--- DATA RECORDS ---

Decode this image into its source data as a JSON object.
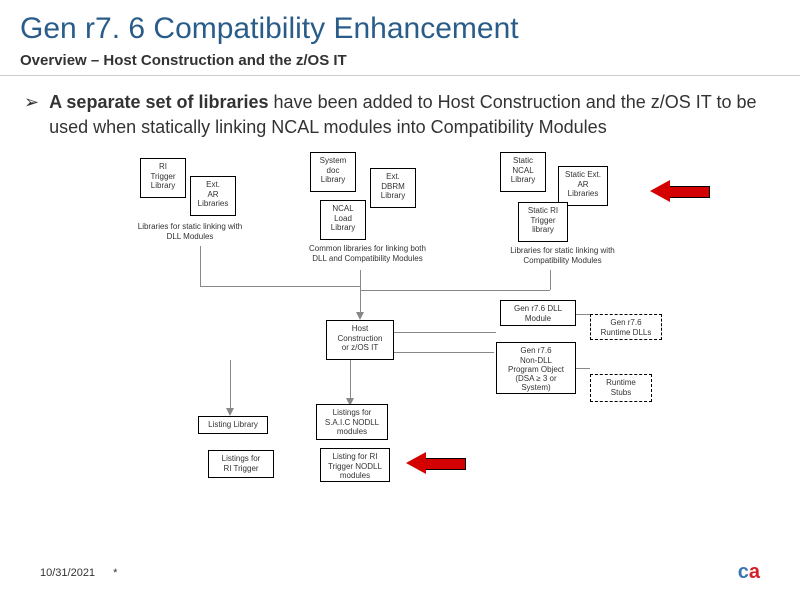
{
  "title": "Gen r7. 6 Compatibility Enhancement",
  "subtitle": "Overview – Host Construction and the z/OS IT",
  "bullet": {
    "mark": "➢",
    "bold": "A separate set of libraries",
    "rest": " have been added to Host Construction and the z/OS IT to be used when statically linking NCAL modules into Compatibility Modules"
  },
  "boxes": {
    "ri_trigger": "RI\nTrigger\nLibrary",
    "ext_ar": "Ext.\nAR\nLibraries",
    "system_doc": "System\ndoc\nLibrary",
    "ext_dbrm": "Ext.\nDBRM\nLibrary",
    "ncal_load": "NCAL\nLoad\nLibrary",
    "static_ncal": "Static\nNCAL\nLibrary",
    "static_ext_ar": "Static Ext.\nAR\nLibraries",
    "static_ri_trigger": "Static RI\nTrigger\nlibrary",
    "host_constr": "Host\nConstruction\nor z/OS IT",
    "gen76_dll": "Gen r7.6 DLL\nModule",
    "gen76_runtime": "Gen r7.6\nRuntime DLLs",
    "gen76_nondll": "Gen r7.6\nNon-DLL\nProgram Object\n(DSA ≥ 3 or\nSystem)",
    "runtime_stubs": "Runtime\nStubs",
    "listing": "Listing Library",
    "listings_saic": "Listings for\nS.A.I.C NODLL\nmodules",
    "listing_ri_trigger": "Listings for\nRI Trigger",
    "listing_ri_nodll": "Listing for RI\nTrigger NODLL\nmodules"
  },
  "captions": {
    "left_group": "Libraries for static linking with\nDLL Modules",
    "mid_group": "Common libraries for linking both\nDLL and Compatibility Modules",
    "right_group": "Libraries for static linking with\nCompatibility Modules"
  },
  "footer": {
    "date": "10/31/2021",
    "marker": "*",
    "logo_c": "c",
    "logo_a": "a"
  }
}
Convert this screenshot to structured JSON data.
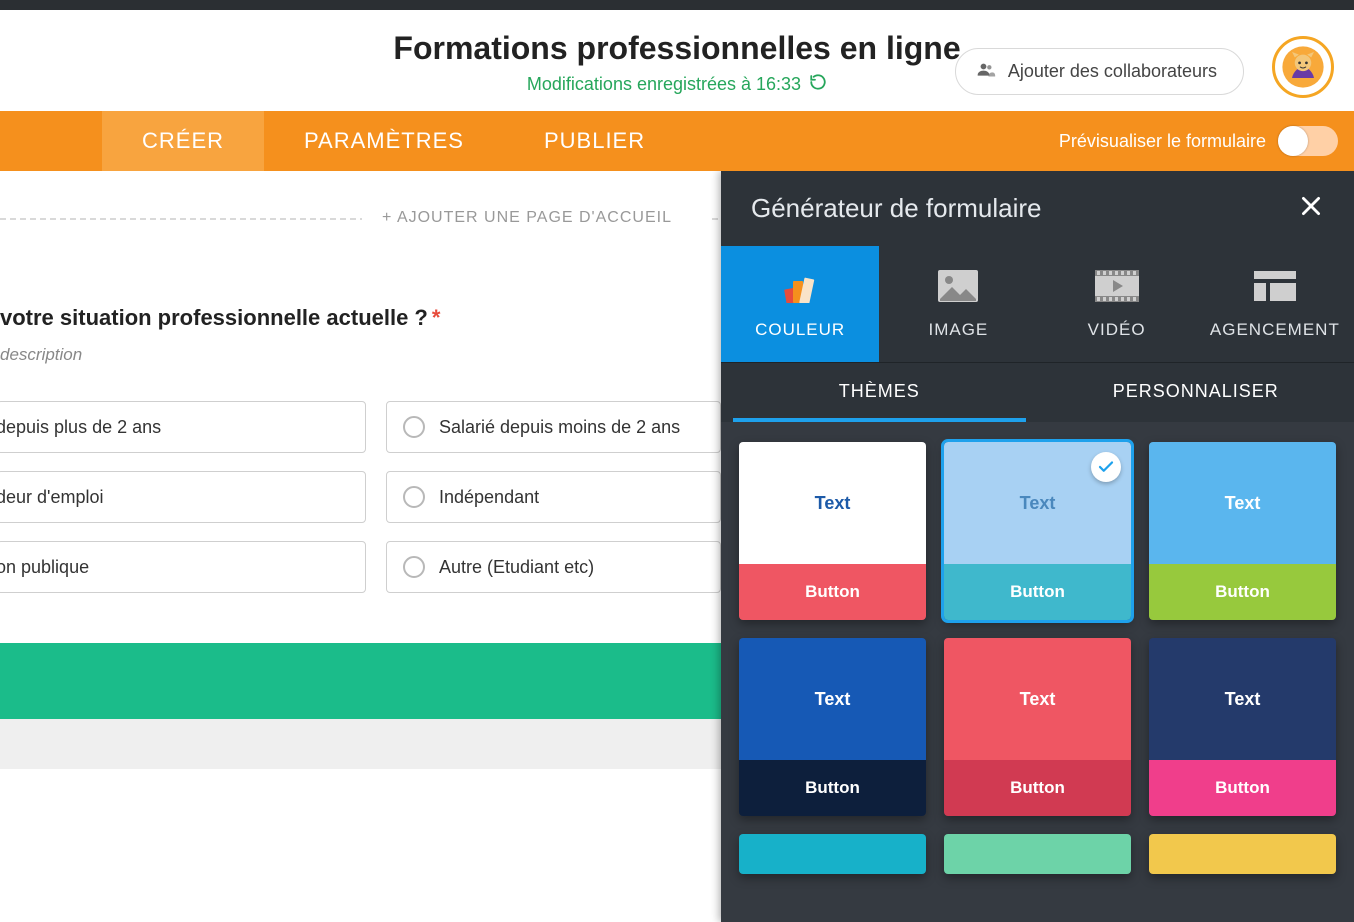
{
  "header": {
    "title": "Formations professionnelles en ligne",
    "saved_status": "Modifications enregistrées à 16:33",
    "add_collaborators": "Ajouter des collaborateurs"
  },
  "nav": {
    "tabs": [
      "CRÉER",
      "PARAMÈTRES",
      "PUBLIER"
    ],
    "active_index": 0,
    "preview_label": "Prévisualiser le formulaire"
  },
  "canvas": {
    "add_welcome_page": "+ AJOUTER UNE PAGE D'ACCUEIL",
    "question": {
      "title_suffix": "votre situation professionnelle actuelle ?",
      "required": true,
      "description_placeholder": "description",
      "options_col1": [
        "depuis plus de 2 ans",
        "deur d'emploi",
        "on publique"
      ],
      "options_col2": [
        "Salarié depuis moins de 2 ans",
        "Indépendant",
        "Autre (Etudiant etc)"
      ]
    }
  },
  "panel": {
    "title": "Générateur de formulaire",
    "tool_tabs": [
      "COULEUR",
      "IMAGE",
      "VIDÉO",
      "AGENCEMENT"
    ],
    "tool_active_index": 0,
    "subtabs": [
      "THÈMES",
      "PERSONNALISER"
    ],
    "subtab_active_index": 0,
    "theme_labels": {
      "text": "Text",
      "button": "Button"
    },
    "themes": [
      {
        "top_bg": "#ffffff",
        "top_color": "#1d5aa8",
        "bot_bg": "#ef5663",
        "bot_color": "#ffffff",
        "selected": false
      },
      {
        "top_bg": "#a8d1f3",
        "top_color": "#4a88bd",
        "bot_bg": "#3fb8cc",
        "bot_color": "#ffffff",
        "selected": true
      },
      {
        "top_bg": "#5ab6ee",
        "top_color": "#ffffff",
        "bot_bg": "#97c93d",
        "bot_color": "#ffffff",
        "selected": false
      },
      {
        "top_bg": "#1659b5",
        "top_color": "#ffffff",
        "bot_bg": "#0d1f3c",
        "bot_color": "#ffffff",
        "selected": false
      },
      {
        "top_bg": "#ef5663",
        "top_color": "#ffffff",
        "bot_bg": "#d13a52",
        "bot_color": "#ffffff",
        "selected": false
      },
      {
        "top_bg": "#243a6b",
        "top_color": "#ffffff",
        "bot_bg": "#f03e8b",
        "bot_color": "#ffffff",
        "selected": false
      }
    ]
  }
}
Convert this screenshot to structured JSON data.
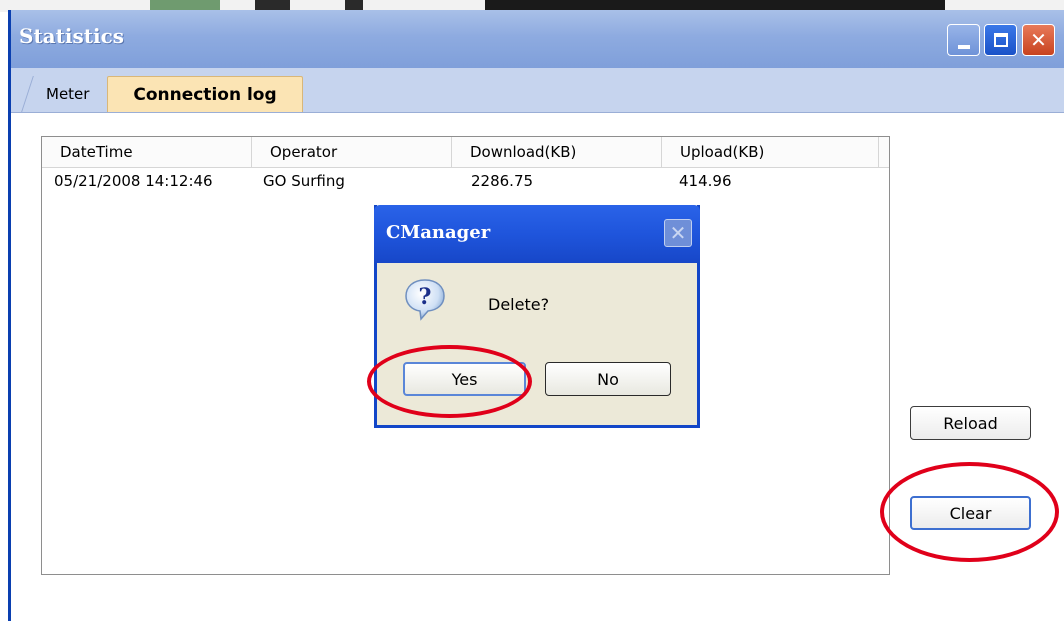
{
  "window": {
    "title": "Statistics"
  },
  "tabs": [
    {
      "label": "Meter",
      "active": false
    },
    {
      "label": "Connection log",
      "active": true
    }
  ],
  "table": {
    "columns": [
      "DateTime",
      "Operator",
      "Download(KB)",
      "Upload(KB)"
    ],
    "rows": [
      [
        "05/21/2008 14:12:46",
        "GO Surfing",
        "2286.75",
        "414.96"
      ]
    ]
  },
  "buttons": {
    "reload": "Reload",
    "clear": "Clear"
  },
  "dialog": {
    "title": "CManager",
    "message": "Delete?",
    "yes": "Yes",
    "no": "No",
    "icon": "question-icon"
  },
  "colors": {
    "titlebar": "#8eabe0",
    "active_tab": "#fbe4b4",
    "dialog_titlebar": "#1f55dc",
    "annotation": "#e0001a"
  }
}
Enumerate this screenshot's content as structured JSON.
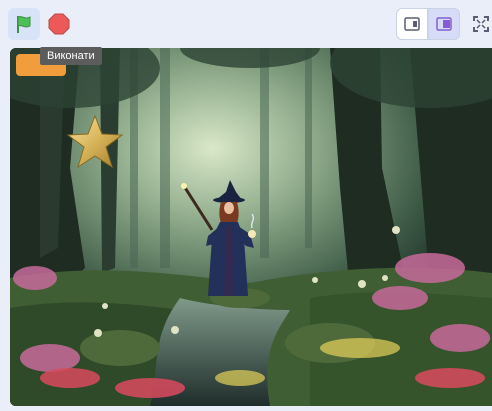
{
  "toolbar": {
    "green_flag_icon": "green-flag-icon",
    "stop_icon": "stop-icon",
    "small_stage_icon": "small-stage-icon",
    "normal_stage_icon": "normal-stage-icon",
    "fullscreen_icon": "fullscreen-icon",
    "tooltip": "Виконати"
  },
  "colors": {
    "flag": "#4cbf56",
    "stop": "#ec5959",
    "accent": "#855cd6",
    "toolbar_bg": "#e9eef8",
    "orange_button": "#f29d3b"
  },
  "stage": {
    "sprites": [
      "star-sprite",
      "witch-sprite"
    ],
    "backdrop": "enchanted-forest-backdrop"
  }
}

--- DIRECTIONS FOR THIS TASK ---
Set out every line from the material that contains the string "nTrigger".

--- TASK SOLUTION ---
    "ri_trigger": "RI\nTrigger\nLibrary",
    "static_ri_trigger": "Static RI\nTrigger\nlibrary",
    "listing_ri_nodll": "Listing for RI\nTrigger NODLL\nmodules"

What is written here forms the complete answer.